→ **Instruction**:
Copy the records below exactly as they appear.

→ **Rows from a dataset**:
—————
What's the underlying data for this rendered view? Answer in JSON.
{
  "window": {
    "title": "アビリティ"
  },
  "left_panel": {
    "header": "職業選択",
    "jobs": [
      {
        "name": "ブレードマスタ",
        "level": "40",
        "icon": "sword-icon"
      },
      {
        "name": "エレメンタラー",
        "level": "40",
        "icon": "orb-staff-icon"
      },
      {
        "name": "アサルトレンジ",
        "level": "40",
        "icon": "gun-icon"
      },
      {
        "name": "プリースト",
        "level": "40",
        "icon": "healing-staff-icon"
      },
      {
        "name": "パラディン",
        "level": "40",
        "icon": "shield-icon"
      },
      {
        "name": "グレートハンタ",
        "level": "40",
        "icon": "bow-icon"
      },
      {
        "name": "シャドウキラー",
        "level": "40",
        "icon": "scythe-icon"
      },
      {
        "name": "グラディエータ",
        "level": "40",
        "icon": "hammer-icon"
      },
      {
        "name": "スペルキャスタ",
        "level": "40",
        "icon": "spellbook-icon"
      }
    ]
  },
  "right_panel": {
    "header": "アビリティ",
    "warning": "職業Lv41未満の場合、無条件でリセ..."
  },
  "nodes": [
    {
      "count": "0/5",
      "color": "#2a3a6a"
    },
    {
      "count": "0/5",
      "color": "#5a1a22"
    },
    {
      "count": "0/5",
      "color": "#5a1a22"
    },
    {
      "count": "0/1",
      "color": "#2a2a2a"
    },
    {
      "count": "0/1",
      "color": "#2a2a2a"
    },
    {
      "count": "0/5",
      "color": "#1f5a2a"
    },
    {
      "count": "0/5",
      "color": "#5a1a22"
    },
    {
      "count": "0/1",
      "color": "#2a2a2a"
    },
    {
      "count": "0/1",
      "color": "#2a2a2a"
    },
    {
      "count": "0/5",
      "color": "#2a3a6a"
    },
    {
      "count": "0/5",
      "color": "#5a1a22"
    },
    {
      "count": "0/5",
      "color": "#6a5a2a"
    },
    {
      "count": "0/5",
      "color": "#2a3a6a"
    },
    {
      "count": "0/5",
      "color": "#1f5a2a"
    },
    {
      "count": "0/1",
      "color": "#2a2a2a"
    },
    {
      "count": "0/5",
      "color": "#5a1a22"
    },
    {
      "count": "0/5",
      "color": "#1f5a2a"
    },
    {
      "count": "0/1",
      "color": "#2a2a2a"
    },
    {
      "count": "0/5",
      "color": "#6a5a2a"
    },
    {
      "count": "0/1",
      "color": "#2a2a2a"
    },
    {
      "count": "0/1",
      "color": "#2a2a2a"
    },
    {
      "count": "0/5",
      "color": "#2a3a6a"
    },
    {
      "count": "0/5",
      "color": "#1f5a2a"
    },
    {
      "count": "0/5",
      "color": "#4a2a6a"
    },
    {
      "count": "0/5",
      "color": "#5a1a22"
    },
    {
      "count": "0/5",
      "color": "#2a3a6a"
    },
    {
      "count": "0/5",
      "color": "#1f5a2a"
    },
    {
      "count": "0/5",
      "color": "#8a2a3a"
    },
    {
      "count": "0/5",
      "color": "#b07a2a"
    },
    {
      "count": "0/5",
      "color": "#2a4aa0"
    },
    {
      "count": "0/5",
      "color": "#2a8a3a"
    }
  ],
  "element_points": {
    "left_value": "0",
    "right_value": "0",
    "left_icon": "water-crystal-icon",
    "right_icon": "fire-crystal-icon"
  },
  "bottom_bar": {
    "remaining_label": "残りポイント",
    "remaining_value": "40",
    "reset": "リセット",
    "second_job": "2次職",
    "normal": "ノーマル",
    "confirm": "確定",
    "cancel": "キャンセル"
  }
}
—————
→ **Task solution**:
What's the underlying data for this rendered view? Answer in JSON.
{
  "window": {
    "title": "アビリティ"
  },
  "left_panel": {
    "header": "職業選択",
    "jobs": [
      {
        "name": "ブレードマスタ",
        "level": "40",
        "icon": "sword-icon"
      },
      {
        "name": "エレメンタラー",
        "level": "40",
        "icon": "orb-staff-icon"
      },
      {
        "name": "アサルトレンジ",
        "level": "40",
        "icon": "gun-icon"
      },
      {
        "name": "プリースト",
        "level": "40",
        "icon": "healing-staff-icon"
      },
      {
        "name": "パラディン",
        "level": "40",
        "icon": "shield-icon"
      },
      {
        "name": "グレートハンタ",
        "level": "40",
        "icon": "bow-icon"
      },
      {
        "name": "シャドウキラー",
        "level": "40",
        "icon": "scythe-icon"
      },
      {
        "name": "グラディエータ",
        "level": "40",
        "icon": "hammer-icon"
      },
      {
        "name": "スペルキャスタ",
        "level": "40",
        "icon": "spellbook-icon"
      }
    ]
  },
  "right_panel": {
    "header": "アビリティ",
    "warning": "職業Lv41未満の場合、無条件でリセ..."
  },
  "nodes": [
    {
      "count": "0/5",
      "color": "#2a3a6a"
    },
    {
      "count": "0/5",
      "color": "#5a1a22"
    },
    {
      "count": "0/5",
      "color": "#5a1a22"
    },
    {
      "count": "0/1",
      "color": "#2a2a2a"
    },
    {
      "count": "0/1",
      "color": "#2a2a2a"
    },
    {
      "count": "0/5",
      "color": "#1f5a2a"
    },
    {
      "count": "0/5",
      "color": "#5a1a22"
    },
    {
      "count": "0/1",
      "color": "#2a2a2a"
    },
    {
      "count": "0/1",
      "color": "#2a2a2a"
    },
    {
      "count": "0/5",
      "color": "#2a3a6a"
    },
    {
      "count": "0/5",
      "color": "#5a1a22"
    },
    {
      "count": "0/5",
      "color": "#6a5a2a"
    },
    {
      "count": "0/5",
      "color": "#2a3a6a"
    },
    {
      "count": "0/5",
      "color": "#1f5a2a"
    },
    {
      "count": "0/1",
      "color": "#2a2a2a"
    },
    {
      "count": "0/5",
      "color": "#5a1a22"
    },
    {
      "count": "0/5",
      "color": "#1f5a2a"
    },
    {
      "count": "0/1",
      "color": "#2a2a2a"
    },
    {
      "count": "0/5",
      "color": "#6a5a2a"
    },
    {
      "count": "0/1",
      "color": "#2a2a2a"
    },
    {
      "count": "0/1",
      "color": "#2a2a2a"
    },
    {
      "count": "0/5",
      "color": "#2a3a6a"
    },
    {
      "count": "0/5",
      "color": "#1f5a2a"
    },
    {
      "count": "0/5",
      "color": "#4a2a6a"
    },
    {
      "count": "0/5",
      "color": "#5a1a22"
    },
    {
      "count": "0/5",
      "color": "#2a3a6a"
    },
    {
      "count": "0/5",
      "color": "#1f5a2a"
    },
    {
      "count": "0/5",
      "color": "#8a2a3a"
    },
    {
      "count": "0/5",
      "color": "#b07a2a"
    },
    {
      "count": "0/5",
      "color": "#2a4aa0"
    },
    {
      "count": "0/5",
      "color": "#2a8a3a"
    }
  ],
  "element_points": {
    "left_value": "0",
    "right_value": "0",
    "left_icon": "water-crystal-icon",
    "right_icon": "fire-crystal-icon"
  },
  "bottom_bar": {
    "remaining_label": "残りポイント",
    "remaining_value": "40",
    "reset": "リセット",
    "second_job": "2次職",
    "normal": "ノーマル",
    "confirm": "確定",
    "cancel": "キャンセル"
  }
}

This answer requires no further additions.